## EXERCISE AIM
Reproduce the listing below character for character; drop every image.

****

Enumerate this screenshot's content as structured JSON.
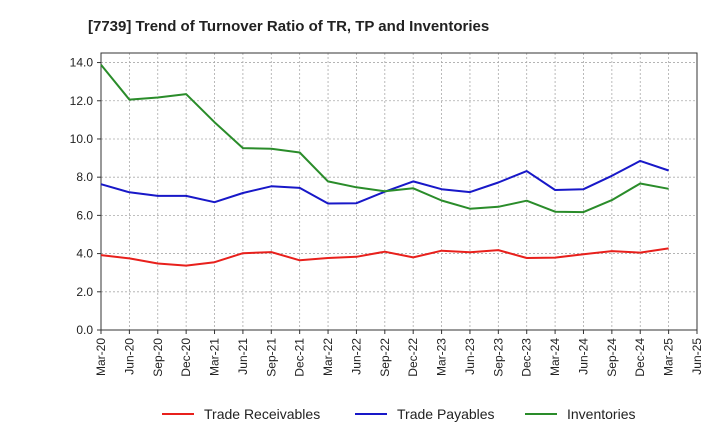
{
  "chart_data": {
    "type": "line",
    "title": "[7739]  Trend of Turnover Ratio of TR, TP and Inventories",
    "xlabel": "",
    "ylabel": "",
    "categories": [
      "Mar-20",
      "Jun-20",
      "Sep-20",
      "Dec-20",
      "Mar-21",
      "Jun-21",
      "Sep-21",
      "Dec-21",
      "Mar-22",
      "Jun-22",
      "Sep-22",
      "Dec-22",
      "Mar-23",
      "Jun-23",
      "Sep-23",
      "Dec-23",
      "Mar-24",
      "Jun-24",
      "Sep-24",
      "Dec-24",
      "Mar-25",
      "Jun-25"
    ],
    "ylim": [
      0,
      14.5
    ],
    "yticks": [
      "0.0",
      "2.0",
      "4.0",
      "6.0",
      "8.0",
      "10.0",
      "12.0",
      "14.0"
    ],
    "grid": true,
    "legend_position": "bottom",
    "series": [
      {
        "name": "Trade Receivables",
        "color": "#e8201c",
        "values": [
          3.92,
          3.75,
          3.48,
          3.37,
          3.55,
          4.02,
          4.08,
          3.65,
          3.77,
          3.83,
          4.1,
          3.8,
          4.15,
          4.07,
          4.18,
          3.77,
          3.79,
          3.97,
          4.13,
          4.05,
          4.27,
          null
        ]
      },
      {
        "name": "Trade Payables",
        "color": "#1818c8",
        "values": [
          7.63,
          7.21,
          7.02,
          7.02,
          6.69,
          7.17,
          7.52,
          7.44,
          6.62,
          6.64,
          7.24,
          7.78,
          7.37,
          7.22,
          7.72,
          8.32,
          7.33,
          7.37,
          8.07,
          8.85,
          8.35,
          null
        ]
      },
      {
        "name": "Inventories",
        "color": "#2a8c2a",
        "values": [
          13.88,
          12.06,
          12.17,
          12.35,
          10.88,
          9.52,
          9.49,
          9.29,
          7.78,
          7.47,
          7.26,
          7.42,
          6.78,
          6.35,
          6.45,
          6.77,
          6.19,
          6.17,
          6.8,
          7.67,
          7.39,
          null
        ]
      }
    ]
  }
}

****

## THE RESULT
Enumerate this screenshot's content as structured JSON.
{
  "chart_data": {
    "type": "line",
    "title": "[7739]  Trend of Turnover Ratio of TR, TP and Inventories",
    "xlabel": "",
    "ylabel": "",
    "categories": [
      "Mar-20",
      "Jun-20",
      "Sep-20",
      "Dec-20",
      "Mar-21",
      "Jun-21",
      "Sep-21",
      "Dec-21",
      "Mar-22",
      "Jun-22",
      "Sep-22",
      "Dec-22",
      "Mar-23",
      "Jun-23",
      "Sep-23",
      "Dec-23",
      "Mar-24",
      "Jun-24",
      "Sep-24",
      "Dec-24",
      "Mar-25",
      "Jun-25"
    ],
    "ylim": [
      0,
      14.5
    ],
    "yticks": [
      "0.0",
      "2.0",
      "4.0",
      "6.0",
      "8.0",
      "10.0",
      "12.0",
      "14.0"
    ],
    "grid": true,
    "legend_position": "bottom",
    "series": [
      {
        "name": "Trade Receivables",
        "color": "#e8201c",
        "values": [
          3.92,
          3.75,
          3.48,
          3.37,
          3.55,
          4.02,
          4.08,
          3.65,
          3.77,
          3.83,
          4.1,
          3.8,
          4.15,
          4.07,
          4.18,
          3.77,
          3.79,
          3.97,
          4.13,
          4.05,
          4.27,
          null
        ]
      },
      {
        "name": "Trade Payables",
        "color": "#1818c8",
        "values": [
          7.63,
          7.21,
          7.02,
          7.02,
          6.69,
          7.17,
          7.52,
          7.44,
          6.62,
          6.64,
          7.24,
          7.78,
          7.37,
          7.22,
          7.72,
          8.32,
          7.33,
          7.37,
          8.07,
          8.85,
          8.35,
          null
        ]
      },
      {
        "name": "Inventories",
        "color": "#2a8c2a",
        "values": [
          13.88,
          12.06,
          12.17,
          12.35,
          10.88,
          9.52,
          9.49,
          9.29,
          7.78,
          7.47,
          7.26,
          7.42,
          6.78,
          6.35,
          6.45,
          6.77,
          6.19,
          6.17,
          6.8,
          7.67,
          7.39,
          null
        ]
      }
    ]
  }
}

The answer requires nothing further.